▶ _What is being asked_: Identify the lines that contain the word "Suchsels" and copy each one.

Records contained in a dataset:
>>

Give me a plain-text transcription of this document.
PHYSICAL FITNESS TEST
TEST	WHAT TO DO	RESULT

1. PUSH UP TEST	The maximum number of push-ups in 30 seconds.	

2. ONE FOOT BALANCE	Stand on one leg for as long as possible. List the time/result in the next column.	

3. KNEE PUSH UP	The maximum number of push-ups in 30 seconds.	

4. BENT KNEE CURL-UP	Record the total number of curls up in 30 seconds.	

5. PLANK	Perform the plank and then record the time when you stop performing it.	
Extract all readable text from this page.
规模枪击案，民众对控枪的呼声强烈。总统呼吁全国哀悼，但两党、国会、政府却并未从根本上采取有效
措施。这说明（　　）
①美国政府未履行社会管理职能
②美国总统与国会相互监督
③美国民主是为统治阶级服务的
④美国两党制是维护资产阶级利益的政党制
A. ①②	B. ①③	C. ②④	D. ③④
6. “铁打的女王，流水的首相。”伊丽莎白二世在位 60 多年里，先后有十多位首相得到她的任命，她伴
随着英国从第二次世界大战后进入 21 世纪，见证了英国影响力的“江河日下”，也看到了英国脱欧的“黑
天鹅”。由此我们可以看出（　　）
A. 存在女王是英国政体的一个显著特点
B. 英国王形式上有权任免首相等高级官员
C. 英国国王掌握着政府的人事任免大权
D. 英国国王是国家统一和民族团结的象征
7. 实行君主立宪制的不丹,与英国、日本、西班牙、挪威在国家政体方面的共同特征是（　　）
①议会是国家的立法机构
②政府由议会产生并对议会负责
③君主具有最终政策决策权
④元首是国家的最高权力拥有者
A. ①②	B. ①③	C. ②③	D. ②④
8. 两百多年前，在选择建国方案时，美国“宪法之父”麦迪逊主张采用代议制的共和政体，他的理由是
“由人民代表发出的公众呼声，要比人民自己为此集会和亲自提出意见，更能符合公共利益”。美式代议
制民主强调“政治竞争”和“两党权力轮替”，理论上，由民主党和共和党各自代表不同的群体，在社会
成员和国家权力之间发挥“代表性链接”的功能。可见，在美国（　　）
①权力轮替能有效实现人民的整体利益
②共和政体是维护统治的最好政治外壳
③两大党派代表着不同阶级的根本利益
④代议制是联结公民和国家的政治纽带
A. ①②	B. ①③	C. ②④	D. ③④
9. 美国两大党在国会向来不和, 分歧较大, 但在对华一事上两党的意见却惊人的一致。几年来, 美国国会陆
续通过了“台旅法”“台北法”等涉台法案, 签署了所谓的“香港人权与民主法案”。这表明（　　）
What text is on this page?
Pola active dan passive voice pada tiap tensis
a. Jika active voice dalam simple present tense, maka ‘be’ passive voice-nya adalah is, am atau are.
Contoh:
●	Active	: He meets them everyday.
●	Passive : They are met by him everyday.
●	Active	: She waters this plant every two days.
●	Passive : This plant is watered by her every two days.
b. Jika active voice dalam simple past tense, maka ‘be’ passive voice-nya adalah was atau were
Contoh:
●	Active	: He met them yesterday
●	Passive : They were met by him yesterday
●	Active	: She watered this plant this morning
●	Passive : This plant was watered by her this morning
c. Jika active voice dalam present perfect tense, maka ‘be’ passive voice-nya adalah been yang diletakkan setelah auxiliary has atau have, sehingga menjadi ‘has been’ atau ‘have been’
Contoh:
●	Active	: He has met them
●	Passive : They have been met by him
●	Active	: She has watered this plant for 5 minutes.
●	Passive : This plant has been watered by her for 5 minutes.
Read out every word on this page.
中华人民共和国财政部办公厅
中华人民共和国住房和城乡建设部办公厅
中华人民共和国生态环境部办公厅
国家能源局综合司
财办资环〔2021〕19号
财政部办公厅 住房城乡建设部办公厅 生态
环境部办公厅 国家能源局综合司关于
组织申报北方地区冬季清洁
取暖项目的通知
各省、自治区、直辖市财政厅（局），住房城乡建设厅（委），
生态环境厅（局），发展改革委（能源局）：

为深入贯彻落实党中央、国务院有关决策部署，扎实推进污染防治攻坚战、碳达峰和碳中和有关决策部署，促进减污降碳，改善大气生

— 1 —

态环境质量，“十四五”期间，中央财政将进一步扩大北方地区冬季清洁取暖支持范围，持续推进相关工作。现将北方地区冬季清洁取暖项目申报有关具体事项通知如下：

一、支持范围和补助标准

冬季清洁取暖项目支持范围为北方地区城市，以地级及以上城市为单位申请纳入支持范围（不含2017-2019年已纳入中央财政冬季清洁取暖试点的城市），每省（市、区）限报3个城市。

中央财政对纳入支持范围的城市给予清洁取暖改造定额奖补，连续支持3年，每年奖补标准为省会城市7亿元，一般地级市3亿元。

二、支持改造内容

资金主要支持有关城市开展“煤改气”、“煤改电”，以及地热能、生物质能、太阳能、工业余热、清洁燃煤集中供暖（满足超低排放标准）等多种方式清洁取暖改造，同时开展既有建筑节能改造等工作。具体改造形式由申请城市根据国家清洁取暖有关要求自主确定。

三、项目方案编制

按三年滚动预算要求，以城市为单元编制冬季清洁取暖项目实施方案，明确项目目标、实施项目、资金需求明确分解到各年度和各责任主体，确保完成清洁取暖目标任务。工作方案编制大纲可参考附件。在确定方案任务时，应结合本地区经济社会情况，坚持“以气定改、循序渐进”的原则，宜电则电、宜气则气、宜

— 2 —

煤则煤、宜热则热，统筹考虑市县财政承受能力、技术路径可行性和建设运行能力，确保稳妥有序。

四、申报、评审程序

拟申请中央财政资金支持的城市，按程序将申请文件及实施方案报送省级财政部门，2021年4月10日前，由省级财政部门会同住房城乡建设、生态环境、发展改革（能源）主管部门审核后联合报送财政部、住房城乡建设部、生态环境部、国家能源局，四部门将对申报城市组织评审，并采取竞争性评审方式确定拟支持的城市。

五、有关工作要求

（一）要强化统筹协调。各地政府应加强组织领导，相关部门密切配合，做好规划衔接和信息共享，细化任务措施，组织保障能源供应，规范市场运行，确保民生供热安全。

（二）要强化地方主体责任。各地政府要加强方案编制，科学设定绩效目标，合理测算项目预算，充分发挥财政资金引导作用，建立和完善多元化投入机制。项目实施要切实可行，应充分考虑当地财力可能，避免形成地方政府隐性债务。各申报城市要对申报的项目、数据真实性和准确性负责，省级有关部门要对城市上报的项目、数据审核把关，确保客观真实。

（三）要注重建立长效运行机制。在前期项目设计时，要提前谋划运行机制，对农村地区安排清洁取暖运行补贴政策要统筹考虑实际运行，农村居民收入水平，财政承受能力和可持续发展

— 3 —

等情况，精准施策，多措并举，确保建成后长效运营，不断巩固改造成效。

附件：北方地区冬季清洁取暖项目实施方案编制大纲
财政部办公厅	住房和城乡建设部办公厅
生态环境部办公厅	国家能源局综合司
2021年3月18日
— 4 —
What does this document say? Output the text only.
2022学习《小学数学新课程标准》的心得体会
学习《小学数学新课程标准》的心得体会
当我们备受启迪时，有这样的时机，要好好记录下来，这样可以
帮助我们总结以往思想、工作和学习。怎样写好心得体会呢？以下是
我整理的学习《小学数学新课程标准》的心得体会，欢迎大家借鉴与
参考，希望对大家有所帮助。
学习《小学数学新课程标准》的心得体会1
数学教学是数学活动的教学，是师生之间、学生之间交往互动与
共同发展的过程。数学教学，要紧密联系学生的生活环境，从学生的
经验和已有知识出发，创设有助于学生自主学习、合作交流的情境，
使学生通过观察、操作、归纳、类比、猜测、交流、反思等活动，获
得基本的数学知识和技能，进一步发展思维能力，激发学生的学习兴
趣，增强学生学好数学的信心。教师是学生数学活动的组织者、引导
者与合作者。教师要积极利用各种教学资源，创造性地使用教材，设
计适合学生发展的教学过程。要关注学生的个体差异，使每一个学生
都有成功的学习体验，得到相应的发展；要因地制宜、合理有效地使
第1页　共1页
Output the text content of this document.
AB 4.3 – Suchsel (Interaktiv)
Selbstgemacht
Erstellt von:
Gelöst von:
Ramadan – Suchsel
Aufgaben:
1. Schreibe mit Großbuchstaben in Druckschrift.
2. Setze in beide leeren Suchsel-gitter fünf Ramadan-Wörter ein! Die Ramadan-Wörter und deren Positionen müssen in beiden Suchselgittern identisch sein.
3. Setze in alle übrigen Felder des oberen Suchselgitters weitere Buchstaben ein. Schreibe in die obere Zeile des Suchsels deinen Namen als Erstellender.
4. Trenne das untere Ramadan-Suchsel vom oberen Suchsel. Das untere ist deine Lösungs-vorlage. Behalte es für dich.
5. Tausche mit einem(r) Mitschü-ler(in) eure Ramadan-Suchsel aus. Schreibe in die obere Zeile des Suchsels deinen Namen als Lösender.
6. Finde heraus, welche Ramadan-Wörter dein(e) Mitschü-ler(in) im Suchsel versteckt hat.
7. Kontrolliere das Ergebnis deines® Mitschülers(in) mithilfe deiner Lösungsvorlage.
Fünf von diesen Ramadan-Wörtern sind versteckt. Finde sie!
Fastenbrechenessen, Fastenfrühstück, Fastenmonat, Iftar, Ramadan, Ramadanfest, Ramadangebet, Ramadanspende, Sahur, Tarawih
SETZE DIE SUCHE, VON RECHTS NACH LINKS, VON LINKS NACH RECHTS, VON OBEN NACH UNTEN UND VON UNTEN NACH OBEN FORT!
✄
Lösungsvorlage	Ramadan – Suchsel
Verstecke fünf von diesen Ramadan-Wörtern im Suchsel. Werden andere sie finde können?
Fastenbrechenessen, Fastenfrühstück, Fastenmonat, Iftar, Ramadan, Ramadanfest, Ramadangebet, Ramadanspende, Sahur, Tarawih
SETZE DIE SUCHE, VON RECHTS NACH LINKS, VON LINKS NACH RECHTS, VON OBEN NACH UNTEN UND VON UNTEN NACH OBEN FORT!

<<

▶ _The solution_:
3. Setze in alle übrigen Felder des oberen Suchselgitters weitere Buchstaben ein. Schreibe in die obere Zeile des Suchsels deinen Namen als Erstellender.
5. Tausche mit einem(r) Mitschü-ler(in) eure Ramadan-Suchsel aus. Schreibe in die obere Zeile des Suchsels deinen Namen als Lösender.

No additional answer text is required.